# [Working data]
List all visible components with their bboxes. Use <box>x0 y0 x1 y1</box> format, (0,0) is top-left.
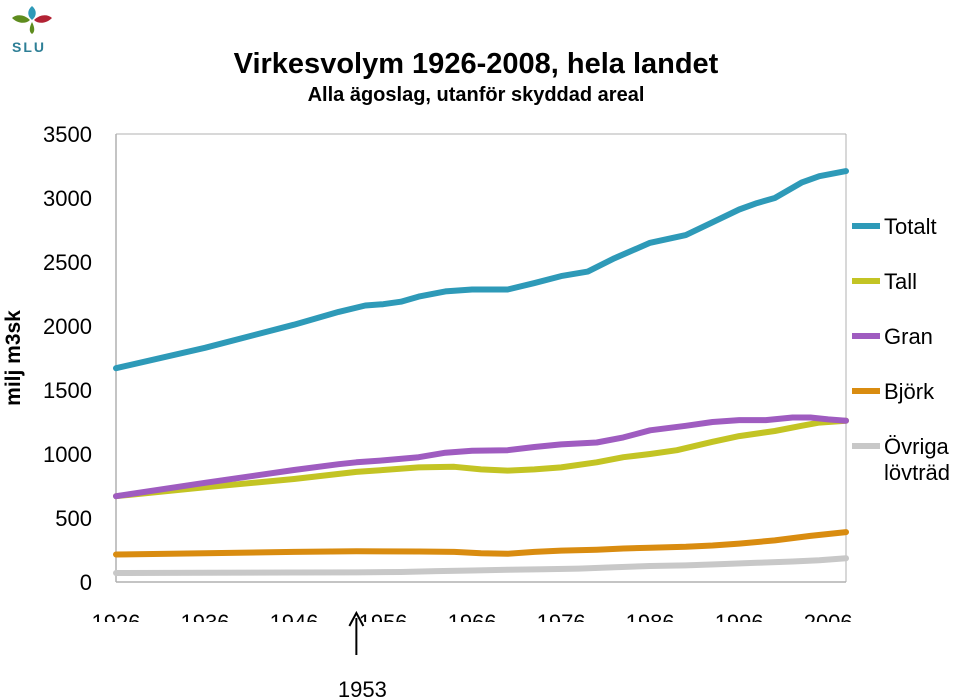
x-tick-label: 1956 <box>359 610 408 635</box>
x-tick-label: 1986 <box>626 610 675 635</box>
annotation-label: 1953 <box>338 677 387 699</box>
series-line-3 <box>113 414 849 500</box>
y-tick-labels: 0 500 1000 1500 2000 2500 3000 3500 <box>43 122 92 595</box>
legend: Totalt Tall Gran Björk Övriga lövträd <box>852 214 950 485</box>
y-tick-label: 1000 <box>43 442 92 467</box>
year-annotation: 1953 <box>338 610 387 699</box>
chart-subtitle: Alla ägoslag, utanför skyddad areal <box>308 84 645 106</box>
annotation-arrowhead-icon <box>348 610 365 627</box>
y-tick-label: 1500 <box>43 378 92 403</box>
x-tick-label: 1936 <box>181 610 230 635</box>
x-tick-label: 1966 <box>448 610 497 635</box>
series-lines <box>113 168 849 576</box>
y-tick-label: 500 <box>55 506 92 531</box>
leaf-emblem-icon <box>12 6 52 34</box>
slu-logo: SLU <box>12 6 52 55</box>
logo-text: SLU <box>12 39 46 55</box>
x-tick-labels: 1926 1936 1946 1956 1966 1976 1986 1996 2006 <box>92 610 853 635</box>
plot-area <box>115 133 847 583</box>
legend-label: Totalt <box>884 214 937 239</box>
y-axis-label: milj m3sk <box>2 310 25 406</box>
series-line-1 <box>113 168 849 372</box>
y-tick-label: 0 <box>80 570 92 595</box>
series-line-5 <box>113 555 849 576</box>
x-tick-label: 1926 <box>92 610 141 635</box>
y-tick-label: 3000 <box>43 186 92 211</box>
legend-label: Övriga lövträd <box>884 434 950 485</box>
x-tick-label: 2006 <box>804 610 853 635</box>
y-tick-label: 2000 <box>43 314 92 339</box>
x-tick-label: 1996 <box>715 610 764 635</box>
legend-label: Tall <box>884 269 917 294</box>
series-line-4 <box>113 529 849 558</box>
y-tick-label: 2500 <box>43 250 92 275</box>
legend-label: Gran <box>884 324 933 349</box>
chart-title: Virkesvolym 1926-2008, hela landet <box>234 48 719 80</box>
legend-label: Björk <box>884 379 935 404</box>
x-tick-label: 1946 <box>270 610 319 635</box>
series-line-2 <box>113 417 849 500</box>
y-tick-label: 3500 <box>43 122 92 147</box>
x-tick-label: 1976 <box>537 610 586 635</box>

# [Aim of the task]
Write out every line above word for word, leaving out the picture.

# [Result for this task]
List all visible components with their bboxes. Use <box>x0 y0 x1 y1</box> format, (0,0) is top-left.
x-tick-label: 1956 <box>359 610 408 635</box>
x-tick-label: 1986 <box>626 610 675 635</box>
annotation-label: 1953 <box>338 677 387 699</box>
series-line-3 <box>113 414 849 500</box>
y-tick-labels: 0 500 1000 1500 2000 2500 3000 3500 <box>43 122 92 595</box>
legend: Totalt Tall Gran Björk Övriga lövträd <box>852 214 950 485</box>
y-tick-label: 1000 <box>43 442 92 467</box>
year-annotation: 1953 <box>338 610 387 699</box>
chart-subtitle: Alla ägoslag, utanför skyddad areal <box>308 84 645 106</box>
annotation-arrowhead-icon <box>348 610 365 627</box>
y-tick-label: 1500 <box>43 378 92 403</box>
x-tick-label: 1936 <box>181 610 230 635</box>
x-tick-label: 1966 <box>448 610 497 635</box>
series-lines <box>113 168 849 576</box>
y-tick-label: 500 <box>55 506 92 531</box>
leaf-emblem-icon <box>12 6 52 34</box>
slu-logo: SLU <box>12 6 52 55</box>
logo-text: SLU <box>12 39 46 55</box>
x-tick-labels: 1926 1936 1946 1956 1966 1976 1986 1996 2006 <box>92 610 853 635</box>
plot-area <box>115 133 847 583</box>
legend-label: Totalt <box>884 214 937 239</box>
y-axis-label: milj m3sk <box>2 310 25 406</box>
series-line-1 <box>113 168 849 372</box>
y-tick-label: 0 <box>80 570 92 595</box>
series-line-5 <box>113 555 849 576</box>
x-tick-label: 1926 <box>92 610 141 635</box>
y-tick-label: 3000 <box>43 186 92 211</box>
legend-label: Övriga lövträd <box>884 434 950 485</box>
x-tick-label: 2006 <box>804 610 853 635</box>
y-tick-label: 2000 <box>43 314 92 339</box>
x-tick-label: 1996 <box>715 610 764 635</box>
legend-label: Tall <box>884 269 917 294</box>
series-line-4 <box>113 529 849 558</box>
y-tick-label: 2500 <box>43 250 92 275</box>
legend-label: Gran <box>884 324 933 349</box>
chart-title: Virkesvolym 1926-2008, hela landet <box>234 48 719 80</box>
legend-label: Björk <box>884 379 935 404</box>
x-tick-label: 1946 <box>270 610 319 635</box>
series-line-2 <box>113 417 849 500</box>
y-tick-label: 3500 <box>43 122 92 147</box>
x-tick-label: 1976 <box>537 610 586 635</box>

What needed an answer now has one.